[Stored entries]
--- START ---

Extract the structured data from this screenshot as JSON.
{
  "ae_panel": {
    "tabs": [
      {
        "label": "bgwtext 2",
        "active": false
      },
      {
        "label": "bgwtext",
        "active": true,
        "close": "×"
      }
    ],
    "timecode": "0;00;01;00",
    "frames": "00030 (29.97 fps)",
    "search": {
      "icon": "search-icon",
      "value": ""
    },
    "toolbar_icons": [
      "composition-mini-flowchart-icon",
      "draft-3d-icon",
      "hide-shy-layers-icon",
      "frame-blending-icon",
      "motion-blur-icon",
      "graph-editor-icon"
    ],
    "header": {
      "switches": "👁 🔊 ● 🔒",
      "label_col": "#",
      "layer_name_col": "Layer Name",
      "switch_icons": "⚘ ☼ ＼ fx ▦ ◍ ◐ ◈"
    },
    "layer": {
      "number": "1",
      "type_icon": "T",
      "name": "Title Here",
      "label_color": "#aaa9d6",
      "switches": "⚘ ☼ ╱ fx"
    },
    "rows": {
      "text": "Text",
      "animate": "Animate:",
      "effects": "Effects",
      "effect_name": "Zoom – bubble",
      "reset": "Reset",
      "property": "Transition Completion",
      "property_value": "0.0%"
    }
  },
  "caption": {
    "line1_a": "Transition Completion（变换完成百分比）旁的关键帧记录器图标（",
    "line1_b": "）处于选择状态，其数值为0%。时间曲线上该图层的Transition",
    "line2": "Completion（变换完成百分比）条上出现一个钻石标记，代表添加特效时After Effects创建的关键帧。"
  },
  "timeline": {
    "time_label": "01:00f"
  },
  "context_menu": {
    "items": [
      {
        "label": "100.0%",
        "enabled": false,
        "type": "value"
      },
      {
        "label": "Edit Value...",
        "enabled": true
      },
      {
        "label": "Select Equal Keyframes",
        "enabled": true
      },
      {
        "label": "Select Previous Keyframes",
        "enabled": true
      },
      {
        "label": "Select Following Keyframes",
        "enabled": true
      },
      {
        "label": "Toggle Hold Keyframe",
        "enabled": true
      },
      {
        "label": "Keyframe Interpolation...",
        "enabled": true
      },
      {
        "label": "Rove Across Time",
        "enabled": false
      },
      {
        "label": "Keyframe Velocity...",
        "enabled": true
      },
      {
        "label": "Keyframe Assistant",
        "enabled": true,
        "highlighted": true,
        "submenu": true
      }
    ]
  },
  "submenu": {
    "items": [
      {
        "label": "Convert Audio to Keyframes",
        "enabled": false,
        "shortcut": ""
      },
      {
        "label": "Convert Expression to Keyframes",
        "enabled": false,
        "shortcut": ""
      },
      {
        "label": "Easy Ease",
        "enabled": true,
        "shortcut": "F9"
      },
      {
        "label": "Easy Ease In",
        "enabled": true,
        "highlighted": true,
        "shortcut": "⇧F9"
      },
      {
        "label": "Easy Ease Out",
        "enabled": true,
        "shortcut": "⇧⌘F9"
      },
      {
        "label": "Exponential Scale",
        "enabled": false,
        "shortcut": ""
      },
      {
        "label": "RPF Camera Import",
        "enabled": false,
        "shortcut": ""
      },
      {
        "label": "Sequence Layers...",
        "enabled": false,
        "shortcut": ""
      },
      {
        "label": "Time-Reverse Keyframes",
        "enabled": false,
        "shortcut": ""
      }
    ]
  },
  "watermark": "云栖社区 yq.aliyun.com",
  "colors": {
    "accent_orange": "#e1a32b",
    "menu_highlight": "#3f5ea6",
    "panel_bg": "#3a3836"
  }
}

--- END ---

[Required task] Only the number is required: the count of lines containing the word "Select".

[Exercise response] 3